**PROBLEM TO SOLVE**
Return the material below in full and exactly.

**DATA**
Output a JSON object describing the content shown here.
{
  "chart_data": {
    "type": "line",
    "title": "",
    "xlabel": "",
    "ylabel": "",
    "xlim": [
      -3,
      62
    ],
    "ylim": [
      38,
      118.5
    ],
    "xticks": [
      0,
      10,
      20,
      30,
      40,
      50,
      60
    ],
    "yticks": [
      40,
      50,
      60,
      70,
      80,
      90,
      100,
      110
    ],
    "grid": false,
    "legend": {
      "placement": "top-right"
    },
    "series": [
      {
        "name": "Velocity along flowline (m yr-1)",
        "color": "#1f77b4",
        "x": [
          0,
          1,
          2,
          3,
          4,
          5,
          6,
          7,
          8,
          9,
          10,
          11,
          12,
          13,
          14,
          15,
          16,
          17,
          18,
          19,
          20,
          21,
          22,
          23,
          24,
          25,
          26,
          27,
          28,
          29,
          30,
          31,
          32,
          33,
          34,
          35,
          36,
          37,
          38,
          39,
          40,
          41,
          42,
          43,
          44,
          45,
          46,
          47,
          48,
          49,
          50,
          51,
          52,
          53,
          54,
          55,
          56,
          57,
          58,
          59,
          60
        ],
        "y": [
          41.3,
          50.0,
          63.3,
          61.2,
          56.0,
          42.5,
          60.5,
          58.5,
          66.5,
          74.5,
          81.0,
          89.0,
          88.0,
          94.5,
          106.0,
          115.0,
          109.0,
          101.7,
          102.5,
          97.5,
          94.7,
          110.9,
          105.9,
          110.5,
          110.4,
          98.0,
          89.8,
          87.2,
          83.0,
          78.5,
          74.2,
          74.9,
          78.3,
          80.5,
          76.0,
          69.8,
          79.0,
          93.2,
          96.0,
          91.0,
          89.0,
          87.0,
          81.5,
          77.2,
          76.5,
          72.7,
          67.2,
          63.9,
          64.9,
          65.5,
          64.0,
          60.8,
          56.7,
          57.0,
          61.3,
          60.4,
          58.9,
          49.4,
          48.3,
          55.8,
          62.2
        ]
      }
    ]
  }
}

**WRITTEN SOLUTION**
Output a JSON object describing the content shown here.
{
  "chart_data": {
    "type": "line",
    "title": "",
    "xlabel": "",
    "ylabel": "",
    "xlim": [
      -3,
      62
    ],
    "ylim": [
      38,
      118.5
    ],
    "xticks": [
      0,
      10,
      20,
      30,
      40,
      50,
      60
    ],
    "yticks": [
      40,
      50,
      60,
      70,
      80,
      90,
      100,
      110
    ],
    "grid": false,
    "legend": {
      "placement": "top-right"
    },
    "series": [
      {
        "name": "Velocity along flowline (m yr-1)",
        "color": "#1f77b4",
        "x": [
          0,
          1,
          2,
          3,
          4,
          5,
          6,
          7,
          8,
          9,
          10,
          11,
          12,
          13,
          14,
          15,
          16,
          17,
          18,
          19,
          20,
          21,
          22,
          23,
          24,
          25,
          26,
          27,
          28,
          29,
          30,
          31,
          32,
          33,
          34,
          35,
          36,
          37,
          38,
          39,
          40,
          41,
          42,
          43,
          44,
          45,
          46,
          47,
          48,
          49,
          50,
          51,
          52,
          53,
          54,
          55,
          56,
          57,
          58,
          59,
          60
        ],
        "y": [
          41.3,
          50.0,
          63.3,
          61.2,
          56.0,
          42.5,
          60.5,
          58.5,
          66.5,
          74.5,
          81.0,
          89.0,
          88.0,
          94.5,
          106.0,
          115.0,
          109.0,
          101.7,
          102.5,
          97.5,
          94.7,
          110.9,
          105.9,
          110.5,
          110.4,
          98.0,
          89.8,
          87.2,
          83.0,
          78.5,
          74.2,
          74.9,
          78.3,
          80.5,
          76.0,
          69.8,
          79.0,
          93.2,
          96.0,
          91.0,
          89.0,
          87.0,
          81.5,
          77.2,
          76.5,
          72.7,
          67.2,
          63.9,
          64.9,
          65.5,
          64.0,
          60.8,
          56.7,
          57.0,
          61.3,
          60.4,
          58.9,
          49.4,
          48.3,
          55.8,
          62.2
        ]
      }
    ]
  }
}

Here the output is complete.